Directions
**A.** Reproduce the stretch of the passage on meditation from "Questioner2: Yes sir." through "That’s meditation 24x7.", substituting "argue" for "quarrel".
**B.** According to the passage on meditation, how long did it take Acharya Prashant to utter these simple sentences?

Text provided

The meditation that most people practice is a very limited thing. Therefore, it can give you that purity that you talked of, only for a limited period. Its effect wanes off very rapidly. But it gives you some relief, so you come back to it every morning. The thing is to remain meditative your entire day. And if you’ve to be meditative your entire day, then that kind of meditation will not help. That kind of meditation can at best initiate you, but it cannot carry you the distance, right?

Questioner2: Sir, it’s still very unclear in my mind.

Acharya Prashant: I didn’t say it can become clear so quickly. I’ve no illusions of that nature. It took me several decades to utter these simple sentences. You’ll take at least a few years of listening.

Please understand this, you’re asking this question because you’re missing something, right? What do you miss? You miss that purity, that freshness, these are the words you used. When we miss something, we say, “We love it,” right? When you love someone and that someone is not present, you say, “Oh, I missed you.”

So, missing something is meaningful only in the context of love. Are you with me till here?

Questioner2: Yes sir.

Acharya Prashant: So let that love deepen. Let that love deepen. That’s why I said, “Continue your meditation throughout,” and then you cannot sit and meditate. Therefore, you have to talk and meditate, walk and meditate, eat and meditate, run and meditate, quarrel and meditate. That’s meditation 24x7.

(Dataset entries)
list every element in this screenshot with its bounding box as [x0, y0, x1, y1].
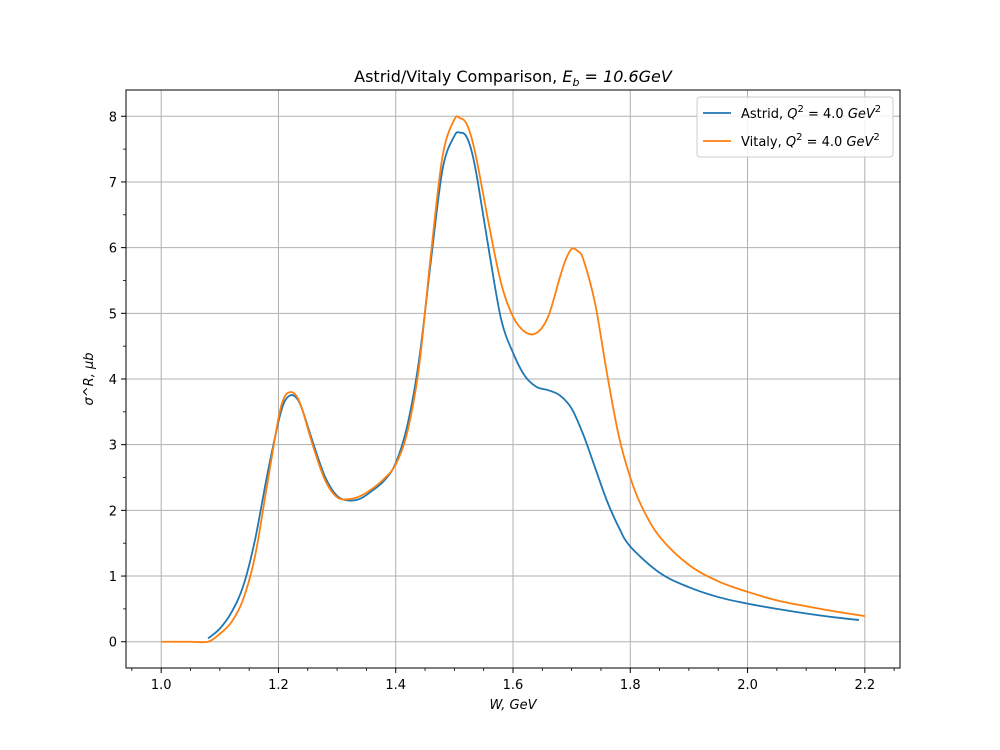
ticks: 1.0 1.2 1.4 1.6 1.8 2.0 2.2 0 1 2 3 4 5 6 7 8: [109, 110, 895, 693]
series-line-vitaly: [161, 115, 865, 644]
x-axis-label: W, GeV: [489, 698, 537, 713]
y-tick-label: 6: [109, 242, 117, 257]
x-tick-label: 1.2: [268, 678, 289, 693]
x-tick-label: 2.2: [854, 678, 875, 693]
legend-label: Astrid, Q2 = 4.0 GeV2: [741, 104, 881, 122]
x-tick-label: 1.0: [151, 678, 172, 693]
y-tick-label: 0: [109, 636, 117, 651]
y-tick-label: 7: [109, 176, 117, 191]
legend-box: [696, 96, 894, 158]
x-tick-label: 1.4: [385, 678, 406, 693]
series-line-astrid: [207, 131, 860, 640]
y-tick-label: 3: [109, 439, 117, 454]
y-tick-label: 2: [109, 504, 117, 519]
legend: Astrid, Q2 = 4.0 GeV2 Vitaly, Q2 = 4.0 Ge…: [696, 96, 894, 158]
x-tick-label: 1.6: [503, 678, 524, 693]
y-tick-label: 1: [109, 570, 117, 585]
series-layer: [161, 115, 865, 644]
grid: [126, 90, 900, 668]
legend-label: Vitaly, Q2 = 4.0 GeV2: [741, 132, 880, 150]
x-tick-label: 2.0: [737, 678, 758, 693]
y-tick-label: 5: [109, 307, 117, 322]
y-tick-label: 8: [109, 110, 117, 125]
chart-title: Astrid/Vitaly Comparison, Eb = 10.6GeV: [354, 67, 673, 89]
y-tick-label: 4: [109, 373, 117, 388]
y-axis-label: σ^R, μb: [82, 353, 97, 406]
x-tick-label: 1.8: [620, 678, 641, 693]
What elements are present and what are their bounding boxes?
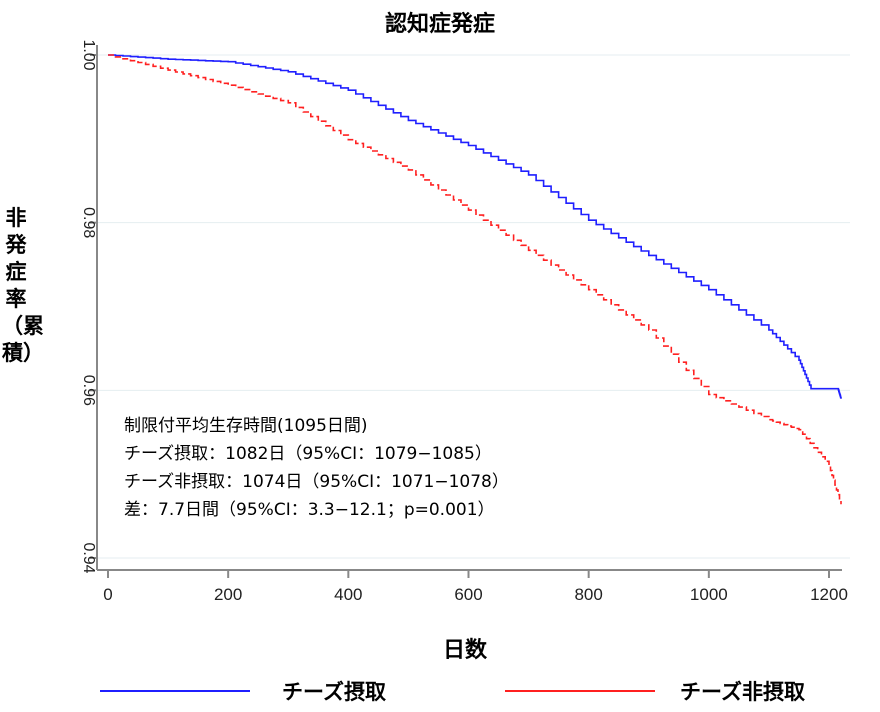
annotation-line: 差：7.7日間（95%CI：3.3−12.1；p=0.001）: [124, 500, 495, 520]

Outputs in order
**A.**
Questioner2: Yes sir.

Acharya Prashant: So let that love deepen. Let that love deepen. That’s why I said, “Continue your meditation throughout,” and then you cannot sit and meditate. Therefore, you have to talk and meditate, walk and meditate, eat and meditate, run and meditate, argue and meditate. That’s meditation 24x7.

**B.** Several decades.